**Task instructions:**
Write out the whole of the material exactly.

# START OF Data shown

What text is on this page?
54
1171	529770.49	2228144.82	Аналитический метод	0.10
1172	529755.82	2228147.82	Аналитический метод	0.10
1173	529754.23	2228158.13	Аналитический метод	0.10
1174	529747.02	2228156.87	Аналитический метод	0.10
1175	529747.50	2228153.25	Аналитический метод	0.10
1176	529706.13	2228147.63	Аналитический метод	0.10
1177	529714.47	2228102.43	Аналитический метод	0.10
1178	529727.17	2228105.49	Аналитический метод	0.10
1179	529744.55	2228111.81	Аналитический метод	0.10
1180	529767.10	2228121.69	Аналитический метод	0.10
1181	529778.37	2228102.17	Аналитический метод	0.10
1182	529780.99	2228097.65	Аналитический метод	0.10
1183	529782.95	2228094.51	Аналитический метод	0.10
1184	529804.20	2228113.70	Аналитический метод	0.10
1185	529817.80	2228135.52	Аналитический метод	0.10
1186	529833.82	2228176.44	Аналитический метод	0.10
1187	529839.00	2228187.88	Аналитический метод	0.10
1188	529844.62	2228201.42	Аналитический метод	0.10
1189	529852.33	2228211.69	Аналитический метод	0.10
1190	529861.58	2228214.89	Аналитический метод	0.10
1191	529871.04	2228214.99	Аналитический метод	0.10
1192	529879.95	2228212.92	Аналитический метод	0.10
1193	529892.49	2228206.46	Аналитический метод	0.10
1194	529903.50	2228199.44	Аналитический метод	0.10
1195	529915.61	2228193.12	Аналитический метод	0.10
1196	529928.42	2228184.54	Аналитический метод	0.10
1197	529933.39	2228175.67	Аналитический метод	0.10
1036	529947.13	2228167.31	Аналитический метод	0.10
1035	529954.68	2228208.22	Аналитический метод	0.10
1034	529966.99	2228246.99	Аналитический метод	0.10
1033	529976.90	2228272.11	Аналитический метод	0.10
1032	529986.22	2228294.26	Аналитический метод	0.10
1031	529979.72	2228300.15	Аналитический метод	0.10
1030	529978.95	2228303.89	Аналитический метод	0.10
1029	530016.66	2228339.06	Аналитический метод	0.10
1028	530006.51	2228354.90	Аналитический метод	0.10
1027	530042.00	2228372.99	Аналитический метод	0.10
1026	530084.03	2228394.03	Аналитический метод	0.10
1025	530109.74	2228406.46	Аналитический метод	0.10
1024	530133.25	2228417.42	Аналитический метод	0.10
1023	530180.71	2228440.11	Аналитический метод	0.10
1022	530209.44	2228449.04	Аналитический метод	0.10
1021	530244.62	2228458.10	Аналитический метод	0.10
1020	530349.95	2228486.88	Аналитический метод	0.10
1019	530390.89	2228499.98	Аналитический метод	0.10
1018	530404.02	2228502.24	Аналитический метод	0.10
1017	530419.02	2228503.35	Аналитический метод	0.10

# END OF Data shown

**Response:**
What text is on this page?
54
1171	529770.49	2228144.82	Аналитический метод	0.10
1172	529755.82	2228147.82	Аналитический метод	0.10
1173	529754.23	2228158.13	Аналитический метод	0.10
1174	529747.02	2228156.87	Аналитический метод	0.10
1175	529747.50	2228153.25	Аналитический метод	0.10
1176	529706.13	2228147.63	Аналитический метод	0.10
1177	529714.47	2228102.43	Аналитический метод	0.10
1178	529727.17	2228105.49	Аналитический метод	0.10
1179	529744.55	2228111.81	Аналитический метод	0.10
1180	529767.10	2228121.69	Аналитический метод	0.10
1181	529778.37	2228102.17	Аналитический метод	0.10
1182	529780.99	2228097.65	Аналитический метод	0.10
1183	529782.95	2228094.51	Аналитический метод	0.10
1184	529804.20	2228113.70	Аналитический метод	0.10
1185	529817.80	2228135.52	Аналитический метод	0.10
1186	529833.82	2228176.44	Аналитический метод	0.10
1187	529839.00	2228187.88	Аналитический метод	0.10
1188	529844.62	2228201.42	Аналитический метод	0.10
1189	529852.33	2228211.69	Аналитический метод	0.10
1190	529861.58	2228214.89	Аналитический метод	0.10
1191	529871.04	2228214.99	Аналитический метод	0.10
1192	529879.95	2228212.92	Аналитический метод	0.10
1193	529892.49	2228206.46	Аналитический метод	0.10
1194	529903.50	2228199.44	Аналитический метод	0.10
1195	529915.61	2228193.12	Аналитический метод	0.10
1196	529928.42	2228184.54	Аналитический метод	0.10
1197	529933.39	2228175.67	Аналитический метод	0.10
1036	529947.13	2228167.31	Аналитический метод	0.10
1035	529954.68	2228208.22	Аналитический метод	0.10
1034	529966.99	2228246.99	Аналитический метод	0.10
1033	529976.90	2228272.11	Аналитический метод	0.10
1032	529986.22	2228294.26	Аналитический метод	0.10
1031	529979.72	2228300.15	Аналитический метод	0.10
1030	529978.95	2228303.89	Аналитический метод	0.10
1029	530016.66	2228339.06	Аналитический метод	0.10
1028	530006.51	2228354.90	Аналитический метод	0.10
1027	530042.00	2228372.99	Аналитический метод	0.10
1026	530084.03	2228394.03	Аналитический метод	0.10
1025	530109.74	2228406.46	Аналитический метод	0.10
1024	530133.25	2228417.42	Аналитический метод	0.10
1023	530180.71	2228440.11	Аналитический метод	0.10
1022	530209.44	2228449.04	Аналитический метод	0.10
1021	530244.62	2228458.10	Аналитический метод	0.10
1020	530349.95	2228486.88	Аналитический метод	0.10
1019	530390.89	2228499.98	Аналитический метод	0.10
1018	530404.02	2228502.24	Аналитический метод	0.10
1017	530419.02	2228503.35	Аналитический метод	0.10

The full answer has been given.